(Extracted data entries)
»»

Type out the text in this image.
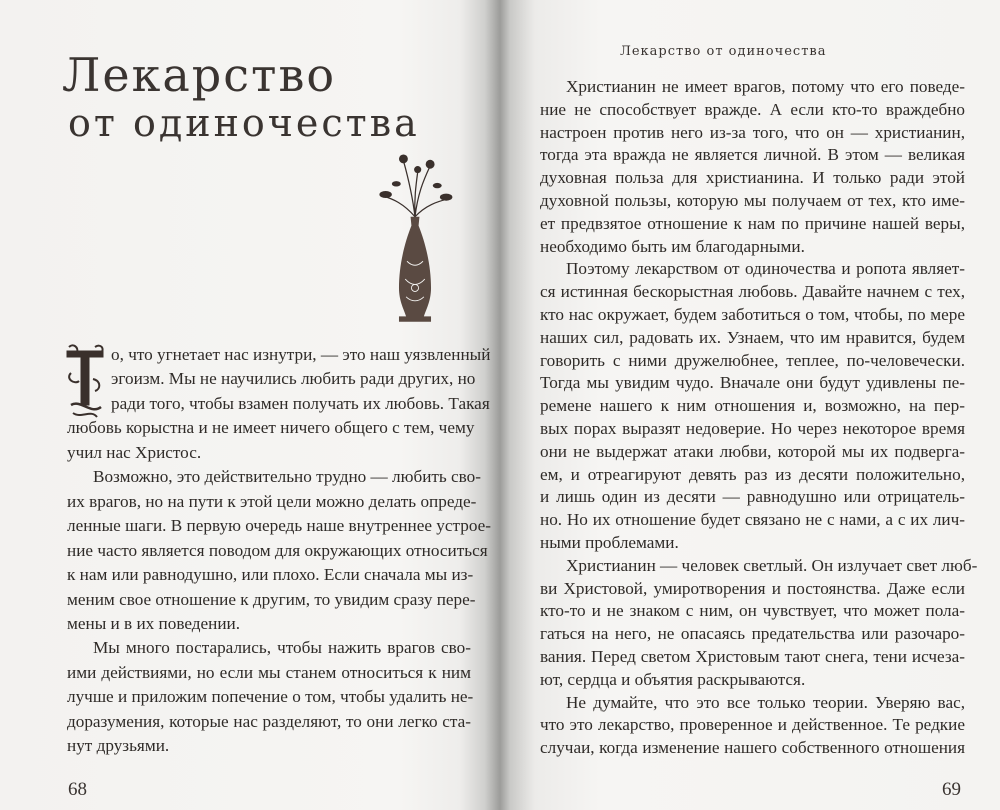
Лекарство
от одиночества
о, что угнетает нас изнутри, — это наш уязвленный
эгоизм. Мы не научились любить ради других, но
ради того, чтобы взамен получать их любовь. Такая
любовь корыстна и не имеет ничего общего с тем, чему
учил нас Христос.
Возможно, это действительно трудно — любить сво-
их врагов, но на пути к этой цели можно делать опреде-
ленные шаги. В первую очередь наше внутреннее устрое-
ние часто является поводом для окружающих относиться
к нам или равнодушно, или плохо. Если сначала мы из-
меним свое отношение к другим, то увидим сразу пере-
мены и в их поведении.
Мы много постарались, чтобы нажить врагов сво-
ими действиями, но если мы станем относиться к ним
лучше и приложим попечение о том, чтобы удалить не-
доразумения, которые нас разделяют, то они легко ста-
нут друзьями.
Христианин не имеет врагов, потому что его поведе-
ние не способствует вражде. А если кто-то враждебно
настроен против него из-за того, что он — христианин,
тогда эта вражда не является личной. В этом — великая
духовная польза для христианина. И только ради этой
духовной пользы, которую мы получаем от тех, кто име-
ет предвзятое отношение к нам по причине нашей веры,
необходимо быть им благодарными.
Поэтому лекарством от одиночества и ропота являет-
ся истинная бескорыстная любовь. Давайте начнем с тех,
кто нас окружает, будем заботиться о том, чтобы, по мере
наших сил, радовать их. Узнаем, что им нравится, будем
говорить с ними дружелюбнее, теплее, по-человечески.
Тогда мы увидим чудо. Вначале они будут удивлены пе-
ремене нашего к ним отношения и, возможно, на пер-
вых порах выразят недоверие. Но через некоторое время
они не выдержат атаки любви, которой мы их подверга-
ем, и отреагируют девять раз из десяти положительно,
и лишь один из десяти — равнодушно или отрицатель-
но. Но их отношение будет связано не с нами, а с их лич-
ными проблемами.
Христианин — человек светлый. Он излучает свет люб-
ви Христовой, умиротворения и постоянства. Даже если
кто-то и не знаком с ним, он чувствует, что может пола-
гаться на него, не опасаясь предательства или разочаро-
вания. Перед светом Христовым тают снега, тени исчеза-
ют, сердца и объятия раскрываются.
Не думайте, что это все только теории. Уверяю вас,
что это лекарство, проверенное и действенное. Те редкие
случаи, когда изменение нашего собственного отношения
Лекарство от одиночества
68	69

««

• STATED GOAL: Look through the data above. Find each line with the string "только" and copy it.

• OUTPUT FOR THIS EXERCISE:
духовная польза для христианина. И только ради этой
Не думайте, что это все только теории. Уверяю вас,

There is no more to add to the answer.